— BEGIN Listing —

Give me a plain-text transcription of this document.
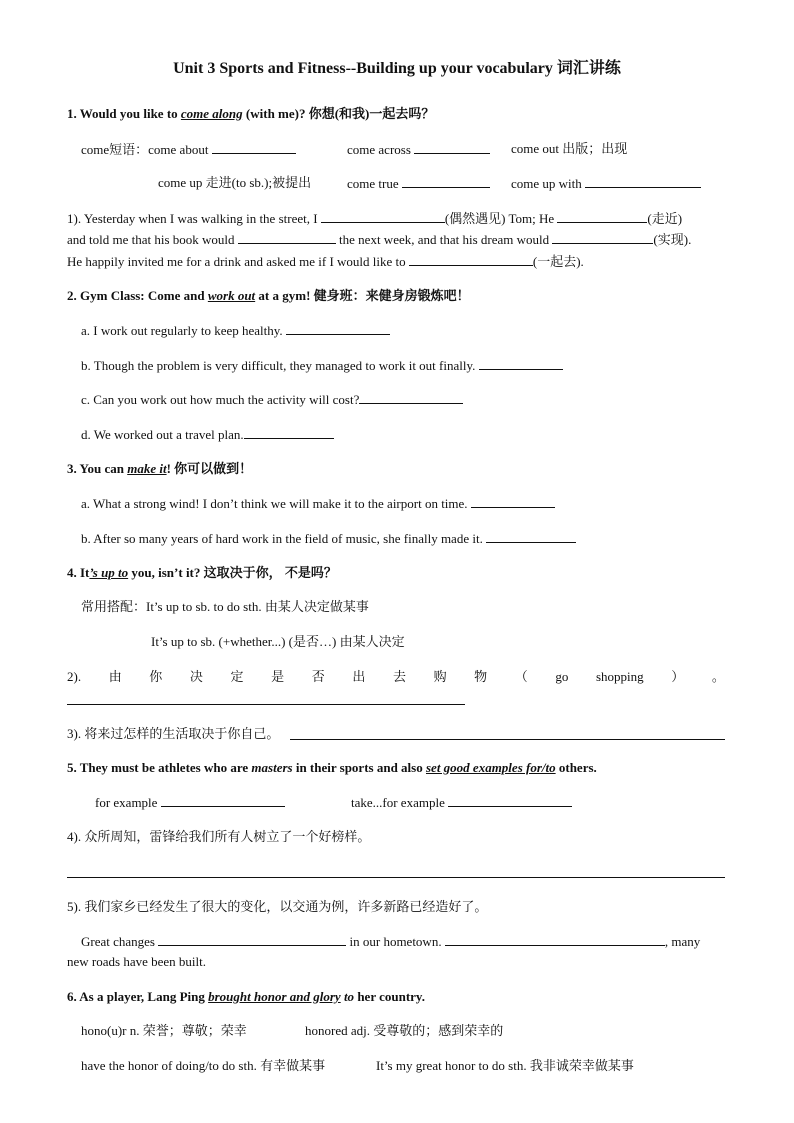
Unit 3 Sports and Fitness--Building up your vocabulary 词汇讲练
1. Would you like to come along (with me)? 你想(和我)一起去吗？
come短语：come about	come across	come out 出版；出现
come up 走进(to sb.);被提出	come true	come up with
1). Yesterday when I was walking in the street, I	(偶然遇见) Tom; He	(走近)
and told me that his book would	the next week, and that his dream would	(实现).
He happily invited me for a drink and asked me if I would like to	(一起去).
2. Gym Class: Come and work out at a gym! 健身班：来健身房锻炼吧！
a. I work out regularly to keep healthy.
b. Though the problem is very difficult, they managed to work it out finally.
c. Can you work out how much the activity will cost?
d. We worked out a travel plan.
3. You can make it! 你可以做到！
a. What a strong wind! I don’t think we will make it to the airport on time.
b. After so many years of hard work in the field of music, she finally made it.
4. It’s up to you, isn’t it? 这取决于你， 不是吗？
常用搭配：It’s up to sb. to do sth. 由某人决定做某事
It’s up to sb. (+whether...) (是否…) 由某人决定
2). 由 你 决 定 是 否 出 去 购 物 （ go shopping ） 。
3). 将来过怎样的生活取决于你自己。
5. They must be athletes who are masters in their sports and also set good examples for/to others.
for example	take...for example
4). 众所周知，雷锋给我们所有人树立了一个好榜样。
5). 我们家乡已经发生了很大的变化，以交通为例，许多新路已经造好了。
Great changes	in our hometown.	, many
new roads have been built.
6. As a player, Lang Ping brought honor and glory to her country.
hono(u)r n. 荣誉；尊敬；荣幸	honored adj. 受尊敬的；感到荣幸的
have the honor of doing/to do sth. 有幸做某事	It’s my great honor to do sth. 我非诚荣幸做某事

— END Listing —

◆ Goal
Transcribe the records verbatim and omit the images.

◆ Exercise response
Give me a plain-text transcription of this document.
Unit 3 Sports and Fitness--Building up your vocabulary 词汇讲练
1. Would you like to come along (with me)? 你想(和我)一起去吗？
come短语：come about	come across	come out 出版；出现
come up 走进(to sb.);被提出	come true	come up with
1). Yesterday when I was walking in the street, I	(偶然遇见) Tom; He	(走近)
and told me that his book would	the next week, and that his dream would	(实现).
He happily invited me for a drink and asked me if I would like to	(一起去).
2. Gym Class: Come and work out at a gym! 健身班：来健身房锻炼吧！
a. I work out regularly to keep healthy.
b. Though the problem is very difficult, they managed to work it out finally.
c. Can you work out how much the activity will cost?
d. We worked out a travel plan.
3. You can make it! 你可以做到！
a. What a strong wind! I don’t think we will make it to the airport on time.
b. After so many years of hard work in the field of music, she finally made it.
4. It’s up to you, isn’t it? 这取决于你， 不是吗？
常用搭配：It’s up to sb. to do sth. 由某人决定做某事
It’s up to sb. (+whether...) (是否…) 由某人决定
2). 由 你 决 定 是 否 出 去 购 物 （ go shopping ） 。
3). 将来过怎样的生活取决于你自己。
5. They must be athletes who are masters in their sports and also set good examples for/to others.
for example	take...for example
4). 众所周知，雷锋给我们所有人树立了一个好榜样。
5). 我们家乡已经发生了很大的变化，以交通为例，许多新路已经造好了。
Great changes	in our hometown.	, many
new roads have been built.
6. As a player, Lang Ping brought honor and glory to her country.
hono(u)r n. 荣誉；尊敬；荣幸	honored adj. 受尊敬的；感到荣幸的
have the honor of doing/to do sth. 有幸做某事	It’s my great honor to do sth. 我非诚荣幸做某事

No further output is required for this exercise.